• Task prompt: In the entries below, find every line holding the string "fundadores" and collect it.

• Provided data:
__________
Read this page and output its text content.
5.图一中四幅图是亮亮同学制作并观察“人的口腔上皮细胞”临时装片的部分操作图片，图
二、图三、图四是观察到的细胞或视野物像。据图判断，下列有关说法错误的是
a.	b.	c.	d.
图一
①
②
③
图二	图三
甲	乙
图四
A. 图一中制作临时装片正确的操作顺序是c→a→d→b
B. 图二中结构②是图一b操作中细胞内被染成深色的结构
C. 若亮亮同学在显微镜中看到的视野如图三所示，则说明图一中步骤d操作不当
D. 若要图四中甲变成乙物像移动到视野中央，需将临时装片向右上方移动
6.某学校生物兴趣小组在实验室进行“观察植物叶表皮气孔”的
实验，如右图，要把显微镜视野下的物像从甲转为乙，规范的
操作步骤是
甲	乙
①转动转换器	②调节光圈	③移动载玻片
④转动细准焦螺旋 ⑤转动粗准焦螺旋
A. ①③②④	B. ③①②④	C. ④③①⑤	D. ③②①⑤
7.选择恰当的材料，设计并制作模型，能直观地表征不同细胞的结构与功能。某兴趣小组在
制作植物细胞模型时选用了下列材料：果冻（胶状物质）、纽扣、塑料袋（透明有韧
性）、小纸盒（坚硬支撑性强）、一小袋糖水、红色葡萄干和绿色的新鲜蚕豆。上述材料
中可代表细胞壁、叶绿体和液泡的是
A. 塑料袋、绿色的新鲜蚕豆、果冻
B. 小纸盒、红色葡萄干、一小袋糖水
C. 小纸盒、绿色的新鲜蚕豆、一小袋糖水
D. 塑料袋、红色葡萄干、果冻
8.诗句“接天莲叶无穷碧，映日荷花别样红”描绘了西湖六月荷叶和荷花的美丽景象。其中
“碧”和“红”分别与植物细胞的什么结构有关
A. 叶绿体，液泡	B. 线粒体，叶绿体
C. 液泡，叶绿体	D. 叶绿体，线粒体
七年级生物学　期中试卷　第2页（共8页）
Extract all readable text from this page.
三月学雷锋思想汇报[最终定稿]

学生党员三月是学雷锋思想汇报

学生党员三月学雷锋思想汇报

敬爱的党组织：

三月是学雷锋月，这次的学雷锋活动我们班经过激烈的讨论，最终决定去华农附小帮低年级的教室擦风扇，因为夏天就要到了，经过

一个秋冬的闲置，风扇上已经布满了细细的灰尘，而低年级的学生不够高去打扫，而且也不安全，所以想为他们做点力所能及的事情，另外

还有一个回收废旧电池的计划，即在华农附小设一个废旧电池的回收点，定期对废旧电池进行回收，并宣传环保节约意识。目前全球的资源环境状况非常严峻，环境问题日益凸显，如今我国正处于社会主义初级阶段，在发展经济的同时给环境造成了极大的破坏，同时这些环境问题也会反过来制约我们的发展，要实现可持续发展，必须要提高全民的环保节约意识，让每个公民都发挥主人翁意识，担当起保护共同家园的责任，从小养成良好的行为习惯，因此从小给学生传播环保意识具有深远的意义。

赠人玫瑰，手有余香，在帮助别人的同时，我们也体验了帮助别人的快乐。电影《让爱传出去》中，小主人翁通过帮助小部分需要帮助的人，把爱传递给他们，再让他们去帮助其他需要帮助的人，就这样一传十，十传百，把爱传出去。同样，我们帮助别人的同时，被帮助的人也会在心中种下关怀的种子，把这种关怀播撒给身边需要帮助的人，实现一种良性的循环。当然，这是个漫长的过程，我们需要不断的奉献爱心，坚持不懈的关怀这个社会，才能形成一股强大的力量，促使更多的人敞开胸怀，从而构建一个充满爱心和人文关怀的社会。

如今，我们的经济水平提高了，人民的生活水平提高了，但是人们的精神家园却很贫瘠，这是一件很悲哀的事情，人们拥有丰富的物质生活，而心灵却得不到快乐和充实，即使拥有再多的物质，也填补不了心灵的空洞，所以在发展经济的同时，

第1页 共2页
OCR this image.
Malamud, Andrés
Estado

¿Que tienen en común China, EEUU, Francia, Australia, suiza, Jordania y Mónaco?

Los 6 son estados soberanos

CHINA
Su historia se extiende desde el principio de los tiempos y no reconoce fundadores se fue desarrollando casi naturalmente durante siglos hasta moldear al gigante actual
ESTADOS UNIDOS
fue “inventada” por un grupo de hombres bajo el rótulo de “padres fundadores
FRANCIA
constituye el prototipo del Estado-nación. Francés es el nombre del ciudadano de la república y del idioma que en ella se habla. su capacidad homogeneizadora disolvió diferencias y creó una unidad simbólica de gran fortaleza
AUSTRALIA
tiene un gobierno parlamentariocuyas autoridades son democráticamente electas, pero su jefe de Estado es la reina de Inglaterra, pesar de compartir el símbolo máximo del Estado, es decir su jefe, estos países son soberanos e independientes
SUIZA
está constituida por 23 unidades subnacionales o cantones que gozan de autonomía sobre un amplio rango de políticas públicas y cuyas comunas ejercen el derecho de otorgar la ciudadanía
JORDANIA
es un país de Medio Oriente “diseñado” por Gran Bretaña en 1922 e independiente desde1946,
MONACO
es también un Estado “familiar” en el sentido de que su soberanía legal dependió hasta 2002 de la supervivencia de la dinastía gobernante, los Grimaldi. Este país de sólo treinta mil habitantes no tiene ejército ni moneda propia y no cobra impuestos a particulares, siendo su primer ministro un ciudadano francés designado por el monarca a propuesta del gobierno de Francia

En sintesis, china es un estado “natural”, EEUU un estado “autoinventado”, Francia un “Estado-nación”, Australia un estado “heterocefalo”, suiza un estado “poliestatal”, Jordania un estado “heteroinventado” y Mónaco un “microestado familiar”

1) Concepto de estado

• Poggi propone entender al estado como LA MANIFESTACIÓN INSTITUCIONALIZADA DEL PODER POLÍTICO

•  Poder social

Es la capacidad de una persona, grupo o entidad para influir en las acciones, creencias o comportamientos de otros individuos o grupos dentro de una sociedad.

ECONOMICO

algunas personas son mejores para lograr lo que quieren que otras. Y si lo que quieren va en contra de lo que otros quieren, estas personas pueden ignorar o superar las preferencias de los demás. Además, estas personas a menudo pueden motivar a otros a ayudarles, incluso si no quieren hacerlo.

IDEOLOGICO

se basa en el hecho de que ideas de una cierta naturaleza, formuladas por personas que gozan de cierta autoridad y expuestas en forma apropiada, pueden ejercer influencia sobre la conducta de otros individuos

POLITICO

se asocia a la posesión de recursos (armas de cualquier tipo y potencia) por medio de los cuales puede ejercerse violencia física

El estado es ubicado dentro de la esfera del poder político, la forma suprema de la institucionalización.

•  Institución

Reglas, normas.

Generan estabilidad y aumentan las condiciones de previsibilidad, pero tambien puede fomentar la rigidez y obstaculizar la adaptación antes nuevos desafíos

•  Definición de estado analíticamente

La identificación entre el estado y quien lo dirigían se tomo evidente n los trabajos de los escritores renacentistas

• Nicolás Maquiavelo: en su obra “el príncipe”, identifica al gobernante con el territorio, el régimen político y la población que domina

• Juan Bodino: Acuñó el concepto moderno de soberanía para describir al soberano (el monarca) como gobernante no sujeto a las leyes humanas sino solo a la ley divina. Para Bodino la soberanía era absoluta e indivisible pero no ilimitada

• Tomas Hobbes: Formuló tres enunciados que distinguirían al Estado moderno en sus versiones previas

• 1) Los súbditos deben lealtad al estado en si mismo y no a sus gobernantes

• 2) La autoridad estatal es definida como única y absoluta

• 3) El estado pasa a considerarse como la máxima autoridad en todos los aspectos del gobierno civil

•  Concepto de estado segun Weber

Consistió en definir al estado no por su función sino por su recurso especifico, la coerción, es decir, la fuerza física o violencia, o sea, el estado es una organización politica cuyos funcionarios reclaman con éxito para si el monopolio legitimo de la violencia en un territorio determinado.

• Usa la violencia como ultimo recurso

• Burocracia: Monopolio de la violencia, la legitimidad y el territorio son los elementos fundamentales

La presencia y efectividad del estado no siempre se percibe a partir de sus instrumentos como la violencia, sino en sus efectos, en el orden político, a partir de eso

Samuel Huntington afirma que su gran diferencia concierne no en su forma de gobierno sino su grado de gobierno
__________
• Solution:
Su historia se extiende desde el principio de los tiempos y no reconoce fundadores se fue desarrollando casi naturalmente durante siglos hasta moldear al gigante actual
fue “inventada” por un grupo de hombres bajo el rótulo de “padres fundadores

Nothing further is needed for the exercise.